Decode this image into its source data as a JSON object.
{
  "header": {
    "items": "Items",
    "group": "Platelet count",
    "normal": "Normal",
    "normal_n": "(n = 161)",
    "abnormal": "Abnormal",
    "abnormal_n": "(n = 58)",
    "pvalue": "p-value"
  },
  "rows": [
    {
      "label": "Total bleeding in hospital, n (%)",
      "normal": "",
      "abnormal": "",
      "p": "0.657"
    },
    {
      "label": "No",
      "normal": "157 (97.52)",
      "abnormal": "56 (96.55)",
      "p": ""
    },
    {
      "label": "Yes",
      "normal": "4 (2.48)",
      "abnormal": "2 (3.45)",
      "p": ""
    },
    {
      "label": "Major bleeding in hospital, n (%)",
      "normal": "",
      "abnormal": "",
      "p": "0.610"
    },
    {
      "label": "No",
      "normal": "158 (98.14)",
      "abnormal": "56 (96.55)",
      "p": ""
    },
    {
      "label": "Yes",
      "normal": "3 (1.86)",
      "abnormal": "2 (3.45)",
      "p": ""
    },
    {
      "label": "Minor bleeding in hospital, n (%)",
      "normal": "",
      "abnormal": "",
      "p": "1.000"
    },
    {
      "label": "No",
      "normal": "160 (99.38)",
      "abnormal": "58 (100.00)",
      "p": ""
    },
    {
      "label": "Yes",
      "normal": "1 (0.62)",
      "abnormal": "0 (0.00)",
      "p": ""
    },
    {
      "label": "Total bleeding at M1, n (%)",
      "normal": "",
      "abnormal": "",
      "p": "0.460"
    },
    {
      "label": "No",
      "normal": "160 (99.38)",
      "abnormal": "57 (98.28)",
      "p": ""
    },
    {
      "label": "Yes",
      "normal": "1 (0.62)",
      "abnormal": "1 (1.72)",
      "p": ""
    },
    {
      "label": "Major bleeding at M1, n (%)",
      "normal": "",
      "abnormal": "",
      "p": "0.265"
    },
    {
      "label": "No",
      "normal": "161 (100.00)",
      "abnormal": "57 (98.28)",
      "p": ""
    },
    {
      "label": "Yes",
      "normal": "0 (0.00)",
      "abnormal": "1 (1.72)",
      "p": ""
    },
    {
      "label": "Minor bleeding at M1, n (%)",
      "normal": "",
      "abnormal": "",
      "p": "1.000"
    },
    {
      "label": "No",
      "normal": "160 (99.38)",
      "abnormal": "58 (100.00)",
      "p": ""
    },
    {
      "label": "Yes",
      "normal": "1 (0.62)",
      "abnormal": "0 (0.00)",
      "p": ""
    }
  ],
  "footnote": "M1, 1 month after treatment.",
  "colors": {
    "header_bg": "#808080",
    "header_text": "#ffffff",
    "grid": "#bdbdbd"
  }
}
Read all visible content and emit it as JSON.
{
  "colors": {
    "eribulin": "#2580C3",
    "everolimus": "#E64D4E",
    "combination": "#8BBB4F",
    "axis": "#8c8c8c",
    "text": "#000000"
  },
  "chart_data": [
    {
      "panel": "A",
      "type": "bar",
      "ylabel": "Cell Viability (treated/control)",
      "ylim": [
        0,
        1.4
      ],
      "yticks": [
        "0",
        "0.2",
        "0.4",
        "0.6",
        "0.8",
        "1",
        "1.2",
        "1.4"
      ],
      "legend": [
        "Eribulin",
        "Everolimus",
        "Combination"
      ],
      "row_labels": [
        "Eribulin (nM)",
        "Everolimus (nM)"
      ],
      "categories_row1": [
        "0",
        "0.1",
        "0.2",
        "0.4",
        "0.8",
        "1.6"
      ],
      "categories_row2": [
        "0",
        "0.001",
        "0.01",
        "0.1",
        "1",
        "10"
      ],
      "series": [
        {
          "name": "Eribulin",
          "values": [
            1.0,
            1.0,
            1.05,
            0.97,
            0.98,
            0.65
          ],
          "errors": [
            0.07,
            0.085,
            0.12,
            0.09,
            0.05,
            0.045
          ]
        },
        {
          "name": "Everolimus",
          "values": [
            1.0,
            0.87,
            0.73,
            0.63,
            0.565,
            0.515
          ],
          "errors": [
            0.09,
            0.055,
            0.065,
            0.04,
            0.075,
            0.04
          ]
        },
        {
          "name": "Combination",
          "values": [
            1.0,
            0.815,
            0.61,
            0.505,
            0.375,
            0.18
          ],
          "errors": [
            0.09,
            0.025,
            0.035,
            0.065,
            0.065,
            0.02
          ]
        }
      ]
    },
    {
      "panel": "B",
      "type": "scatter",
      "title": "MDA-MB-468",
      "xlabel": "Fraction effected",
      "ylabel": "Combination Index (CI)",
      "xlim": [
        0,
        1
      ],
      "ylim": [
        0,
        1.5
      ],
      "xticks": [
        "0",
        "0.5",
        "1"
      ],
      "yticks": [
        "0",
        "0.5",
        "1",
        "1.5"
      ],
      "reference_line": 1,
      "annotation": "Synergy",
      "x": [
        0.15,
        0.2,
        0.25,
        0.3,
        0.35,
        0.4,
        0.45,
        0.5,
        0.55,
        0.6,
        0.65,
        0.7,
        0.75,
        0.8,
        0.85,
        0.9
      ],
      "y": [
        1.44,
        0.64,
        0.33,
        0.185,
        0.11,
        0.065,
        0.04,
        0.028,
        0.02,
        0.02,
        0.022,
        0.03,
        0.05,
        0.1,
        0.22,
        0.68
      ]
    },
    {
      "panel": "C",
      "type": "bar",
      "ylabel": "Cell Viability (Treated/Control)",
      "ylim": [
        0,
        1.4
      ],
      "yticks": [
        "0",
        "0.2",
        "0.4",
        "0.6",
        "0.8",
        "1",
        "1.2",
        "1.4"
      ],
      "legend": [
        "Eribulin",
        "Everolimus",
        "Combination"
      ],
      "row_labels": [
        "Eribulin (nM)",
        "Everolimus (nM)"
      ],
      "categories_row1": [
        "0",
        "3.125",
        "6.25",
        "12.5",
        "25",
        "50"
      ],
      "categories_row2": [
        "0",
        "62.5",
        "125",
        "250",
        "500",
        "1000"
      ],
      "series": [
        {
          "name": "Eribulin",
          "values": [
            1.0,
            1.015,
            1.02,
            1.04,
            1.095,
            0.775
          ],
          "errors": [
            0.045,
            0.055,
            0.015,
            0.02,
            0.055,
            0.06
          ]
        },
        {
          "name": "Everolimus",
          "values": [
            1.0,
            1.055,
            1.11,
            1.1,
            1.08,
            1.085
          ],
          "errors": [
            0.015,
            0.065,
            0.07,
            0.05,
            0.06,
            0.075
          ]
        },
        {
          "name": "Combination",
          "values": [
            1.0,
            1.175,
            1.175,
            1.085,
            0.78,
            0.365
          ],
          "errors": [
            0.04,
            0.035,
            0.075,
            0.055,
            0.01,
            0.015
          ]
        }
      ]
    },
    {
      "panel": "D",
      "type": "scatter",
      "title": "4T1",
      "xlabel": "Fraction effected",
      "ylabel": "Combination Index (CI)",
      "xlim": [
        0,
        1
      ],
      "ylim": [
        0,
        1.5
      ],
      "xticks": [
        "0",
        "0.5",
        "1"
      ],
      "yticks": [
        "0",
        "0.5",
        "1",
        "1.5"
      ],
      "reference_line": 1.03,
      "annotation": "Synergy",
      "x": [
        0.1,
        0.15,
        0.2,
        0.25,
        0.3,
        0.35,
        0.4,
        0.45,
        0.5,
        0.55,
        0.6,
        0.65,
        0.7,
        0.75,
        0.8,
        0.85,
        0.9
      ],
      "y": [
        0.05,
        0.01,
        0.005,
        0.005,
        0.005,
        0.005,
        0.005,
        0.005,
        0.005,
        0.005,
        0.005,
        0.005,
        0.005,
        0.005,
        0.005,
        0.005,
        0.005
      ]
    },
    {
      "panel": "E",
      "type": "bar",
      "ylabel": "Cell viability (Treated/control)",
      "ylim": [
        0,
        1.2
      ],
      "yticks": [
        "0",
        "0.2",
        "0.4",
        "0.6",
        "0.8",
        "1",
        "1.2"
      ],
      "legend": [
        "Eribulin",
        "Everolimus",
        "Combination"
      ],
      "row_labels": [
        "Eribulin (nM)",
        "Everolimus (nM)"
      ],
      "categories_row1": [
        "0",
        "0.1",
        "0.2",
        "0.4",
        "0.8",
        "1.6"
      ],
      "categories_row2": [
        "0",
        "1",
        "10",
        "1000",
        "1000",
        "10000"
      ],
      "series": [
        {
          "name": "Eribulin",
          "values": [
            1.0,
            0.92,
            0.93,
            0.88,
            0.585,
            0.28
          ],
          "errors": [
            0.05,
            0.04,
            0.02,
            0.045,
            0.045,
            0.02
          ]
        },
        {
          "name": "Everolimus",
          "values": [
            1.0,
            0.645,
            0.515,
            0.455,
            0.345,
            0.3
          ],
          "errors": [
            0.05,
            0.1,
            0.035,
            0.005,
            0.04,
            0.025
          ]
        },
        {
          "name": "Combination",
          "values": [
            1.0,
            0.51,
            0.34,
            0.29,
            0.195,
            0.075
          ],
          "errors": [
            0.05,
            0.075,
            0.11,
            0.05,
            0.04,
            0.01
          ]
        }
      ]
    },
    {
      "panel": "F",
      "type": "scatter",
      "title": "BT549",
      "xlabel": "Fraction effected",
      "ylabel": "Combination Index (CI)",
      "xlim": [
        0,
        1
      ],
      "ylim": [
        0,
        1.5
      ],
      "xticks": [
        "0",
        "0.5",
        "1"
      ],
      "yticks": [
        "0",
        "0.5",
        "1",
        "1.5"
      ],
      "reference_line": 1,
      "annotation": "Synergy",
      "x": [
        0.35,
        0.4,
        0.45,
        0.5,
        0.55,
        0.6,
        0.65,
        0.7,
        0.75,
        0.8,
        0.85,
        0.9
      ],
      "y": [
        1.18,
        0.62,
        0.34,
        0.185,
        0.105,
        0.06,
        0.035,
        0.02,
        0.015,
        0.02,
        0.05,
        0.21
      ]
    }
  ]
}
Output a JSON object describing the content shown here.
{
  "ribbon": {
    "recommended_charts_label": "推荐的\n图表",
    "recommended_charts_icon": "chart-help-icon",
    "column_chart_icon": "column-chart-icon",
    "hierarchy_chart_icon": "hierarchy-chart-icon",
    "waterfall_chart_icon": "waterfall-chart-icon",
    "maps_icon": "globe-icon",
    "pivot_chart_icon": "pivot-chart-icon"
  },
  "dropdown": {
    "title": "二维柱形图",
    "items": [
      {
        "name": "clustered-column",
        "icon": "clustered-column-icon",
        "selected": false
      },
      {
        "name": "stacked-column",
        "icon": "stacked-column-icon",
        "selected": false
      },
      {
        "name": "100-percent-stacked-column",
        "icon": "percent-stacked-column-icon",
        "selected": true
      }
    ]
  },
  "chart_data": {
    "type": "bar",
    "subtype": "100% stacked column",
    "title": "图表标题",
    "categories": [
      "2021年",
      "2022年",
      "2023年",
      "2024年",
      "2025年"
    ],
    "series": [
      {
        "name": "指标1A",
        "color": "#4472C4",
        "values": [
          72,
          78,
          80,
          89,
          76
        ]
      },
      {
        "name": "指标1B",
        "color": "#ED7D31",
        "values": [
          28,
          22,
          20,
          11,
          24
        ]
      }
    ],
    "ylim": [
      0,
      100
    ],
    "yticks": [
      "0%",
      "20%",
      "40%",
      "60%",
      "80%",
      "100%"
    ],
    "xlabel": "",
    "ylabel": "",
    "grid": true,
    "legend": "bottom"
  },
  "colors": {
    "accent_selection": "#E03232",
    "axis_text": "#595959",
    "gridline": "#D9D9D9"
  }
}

===============

Go through the data and gather every line that holds "content".

> SOLVED EXERCISE:
Read all visible content and emit it as JSON.
Output a JSON object describing the content shown here.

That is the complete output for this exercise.